:: GOAL ::
Scan the data. Collect each line that contains the word "原来的六国贵族不忠于秦的统治".

A block of data

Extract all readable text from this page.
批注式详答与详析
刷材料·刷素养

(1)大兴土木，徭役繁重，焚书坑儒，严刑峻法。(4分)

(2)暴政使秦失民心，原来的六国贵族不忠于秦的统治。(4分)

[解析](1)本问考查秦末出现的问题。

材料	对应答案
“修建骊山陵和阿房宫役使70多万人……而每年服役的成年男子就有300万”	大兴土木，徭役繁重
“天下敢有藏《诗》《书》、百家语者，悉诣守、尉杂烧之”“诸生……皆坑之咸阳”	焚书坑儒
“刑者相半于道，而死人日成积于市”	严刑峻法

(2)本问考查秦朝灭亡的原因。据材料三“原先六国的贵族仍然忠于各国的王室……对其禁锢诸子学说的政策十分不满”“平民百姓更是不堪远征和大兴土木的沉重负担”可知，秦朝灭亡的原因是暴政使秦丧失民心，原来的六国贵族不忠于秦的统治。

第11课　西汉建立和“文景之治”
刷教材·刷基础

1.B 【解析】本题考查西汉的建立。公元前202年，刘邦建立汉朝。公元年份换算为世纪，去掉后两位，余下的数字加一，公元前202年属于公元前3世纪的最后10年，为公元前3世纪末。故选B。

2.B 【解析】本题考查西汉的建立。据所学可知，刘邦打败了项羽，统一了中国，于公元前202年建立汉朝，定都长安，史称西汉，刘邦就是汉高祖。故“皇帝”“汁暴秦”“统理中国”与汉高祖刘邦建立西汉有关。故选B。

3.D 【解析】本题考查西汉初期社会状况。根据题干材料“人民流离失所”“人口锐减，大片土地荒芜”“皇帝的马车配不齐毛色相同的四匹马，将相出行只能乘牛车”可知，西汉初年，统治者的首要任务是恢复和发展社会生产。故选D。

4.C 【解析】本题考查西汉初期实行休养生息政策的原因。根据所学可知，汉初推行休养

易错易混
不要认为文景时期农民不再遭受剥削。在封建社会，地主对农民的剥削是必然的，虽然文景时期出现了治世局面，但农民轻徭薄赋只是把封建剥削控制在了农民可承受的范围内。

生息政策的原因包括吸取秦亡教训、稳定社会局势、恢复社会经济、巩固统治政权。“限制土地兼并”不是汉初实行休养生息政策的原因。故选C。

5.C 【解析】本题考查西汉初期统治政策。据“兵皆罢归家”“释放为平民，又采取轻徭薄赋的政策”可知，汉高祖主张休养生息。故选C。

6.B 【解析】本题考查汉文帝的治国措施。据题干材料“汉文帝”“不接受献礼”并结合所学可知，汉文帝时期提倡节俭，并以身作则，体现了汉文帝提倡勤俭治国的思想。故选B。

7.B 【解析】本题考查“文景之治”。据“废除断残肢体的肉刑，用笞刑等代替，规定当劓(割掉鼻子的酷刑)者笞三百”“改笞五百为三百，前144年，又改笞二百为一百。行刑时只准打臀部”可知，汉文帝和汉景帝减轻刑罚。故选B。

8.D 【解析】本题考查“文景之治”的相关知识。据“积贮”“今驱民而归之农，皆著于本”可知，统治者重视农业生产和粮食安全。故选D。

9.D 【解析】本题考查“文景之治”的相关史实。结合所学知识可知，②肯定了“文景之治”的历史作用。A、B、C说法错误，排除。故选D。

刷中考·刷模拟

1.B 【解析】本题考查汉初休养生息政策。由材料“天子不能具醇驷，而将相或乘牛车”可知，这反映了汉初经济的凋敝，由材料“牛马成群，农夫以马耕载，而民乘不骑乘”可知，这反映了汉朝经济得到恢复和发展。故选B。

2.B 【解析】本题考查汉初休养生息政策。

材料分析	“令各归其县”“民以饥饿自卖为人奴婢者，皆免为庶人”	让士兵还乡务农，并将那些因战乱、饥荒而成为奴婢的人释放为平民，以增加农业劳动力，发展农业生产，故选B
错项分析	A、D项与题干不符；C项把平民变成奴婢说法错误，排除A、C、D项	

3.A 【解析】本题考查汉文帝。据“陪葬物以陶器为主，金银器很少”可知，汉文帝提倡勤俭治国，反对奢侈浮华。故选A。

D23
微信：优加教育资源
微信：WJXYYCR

:: FULL ANSWER ::
(2)暴政使秦失民心，原来的六国贵族不忠于秦的统治。(4分)
(2)本问考查秦朝灭亡的原因。据材料三“原先六国的贵族仍然忠于各国的王室……对其禁锢诸子学说的政策十分不满”“平民百姓更是不堪远征和大兴土木的沉重负担”可知，秦朝灭亡的原因是暴政使秦丧失民心，原来的六国贵族不忠于秦的统治。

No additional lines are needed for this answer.